Gereksinim 1 ▸ Kudüs yazısında adı geçen "Kutsallığın Başkenti Kudüs" kitabını kimler hazırlamıştır?

☆ ☆ ☆ ☆ ☆ ☆ ☆

Paylaş
İsrail’e bir kez gittim. Dünyanın birçok ülkesinin başkentini, ünlü kentleri gezdim, hangisinden ne kadar iz kaldı? Böyle bir anımsama, bellek yoklaması yapmadım. Okudukça, yazdıkça onlardan bazı notlar düştü, o kadar.
Ama Kudüs, öyle bir kent değil.
Kutsallığın, inancın tarihini bir arada görmek, yaşamak istiyorsanız, bir kentin üstüne sinmiş mistik atmosferi solumak istiyorsanız, Kudüs bunu yaşayabileceğiniz tek şehir! Binlerce yıldır yaşayan, canlı bir müze.
Üç dinin de dönüm noktaları, bizzat peygamberler aracılığıyla burada yaşanmış.
Bütün dinlerin kutsal mercii olduğu kadar, Müslümanlar için ayrı bir önemi var.
Hazreti Muhammed’in Miraç’a çıkışının gerçekleştiği kent burası.
Kerim Balcı ile Aykut İnce’nin hazırladığı ‘Kutsallığın Başkenti Kudüs’ kitabı bilgiyle belgeyi bir arada sunuyor.
Ben de gördüklerimi, okuduklarımı, yaşadıklarımı gözümün önünden geçirdim.
Yalnız kutsal mekânları gezmedim, gündelik yaşamın içinde bulundum, buna hasidik düğünleri dahil.

☆ ☆ ☆ ☆ ☆ ☆ ☆

Gereksinim 2 ▸ Listenin ilk satırından başlayarak "y-tick-label: 9.0 bbox=[44, 111, 73, 134]" ifadesini içeren satıra kadar, bu satır da dahil olmak üzere, satırları kelimesi kelimesine aktarınız.

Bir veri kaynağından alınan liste

☆ ☆ ☆ ☆ ☆ ☆ ☆

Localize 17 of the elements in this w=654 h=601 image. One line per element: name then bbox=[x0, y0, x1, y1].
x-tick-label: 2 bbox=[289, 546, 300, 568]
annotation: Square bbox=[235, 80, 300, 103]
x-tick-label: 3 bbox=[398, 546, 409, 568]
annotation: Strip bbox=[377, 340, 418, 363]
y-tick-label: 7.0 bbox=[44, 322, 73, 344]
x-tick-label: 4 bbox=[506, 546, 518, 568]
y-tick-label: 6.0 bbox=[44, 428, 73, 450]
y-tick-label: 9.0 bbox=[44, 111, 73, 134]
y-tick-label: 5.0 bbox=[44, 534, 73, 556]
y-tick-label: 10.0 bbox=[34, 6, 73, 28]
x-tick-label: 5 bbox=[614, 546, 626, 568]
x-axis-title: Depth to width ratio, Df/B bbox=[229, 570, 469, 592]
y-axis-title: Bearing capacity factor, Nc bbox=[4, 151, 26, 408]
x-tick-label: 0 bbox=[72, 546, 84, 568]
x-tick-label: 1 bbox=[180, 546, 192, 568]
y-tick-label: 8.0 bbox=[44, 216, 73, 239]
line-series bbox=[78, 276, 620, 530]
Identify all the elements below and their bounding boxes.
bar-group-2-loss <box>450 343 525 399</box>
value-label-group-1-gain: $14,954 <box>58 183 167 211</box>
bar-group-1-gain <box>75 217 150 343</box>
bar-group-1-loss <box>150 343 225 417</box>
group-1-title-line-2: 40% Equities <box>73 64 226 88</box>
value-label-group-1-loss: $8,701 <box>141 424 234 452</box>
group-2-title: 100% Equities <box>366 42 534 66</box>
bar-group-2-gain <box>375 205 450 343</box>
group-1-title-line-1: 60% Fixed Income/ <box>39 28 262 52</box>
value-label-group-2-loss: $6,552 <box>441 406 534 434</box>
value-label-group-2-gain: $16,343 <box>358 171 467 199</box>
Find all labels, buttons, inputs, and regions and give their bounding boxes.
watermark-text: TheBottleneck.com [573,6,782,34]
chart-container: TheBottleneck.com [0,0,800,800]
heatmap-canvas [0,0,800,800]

☆ ☆ ☆ ☆ ☆ ☆ ☆

Alıştırma çözümü 1 ▸ Kerim Balcı ile Aykut İnce.

Alıştırma çözümü 2 ▸
Localize 17 of the elements in this w=654 h=601 image. One line per element: name then bbox=[x0, y0, x1, y1].
x-tick-label: 2 bbox=[289, 546, 300, 568]
annotation: Square bbox=[235, 80, 300, 103]
x-tick-label: 3 bbox=[398, 546, 409, 568]
annotation: Strip bbox=[377, 340, 418, 363]
y-tick-label: 7.0 bbox=[44, 322, 73, 344]
x-tick-label: 4 bbox=[506, 546, 518, 568]
y-tick-label: 6.0 bbox=[44, 428, 73, 450]
y-tick-label: 9.0 bbox=[44, 111, 73, 134]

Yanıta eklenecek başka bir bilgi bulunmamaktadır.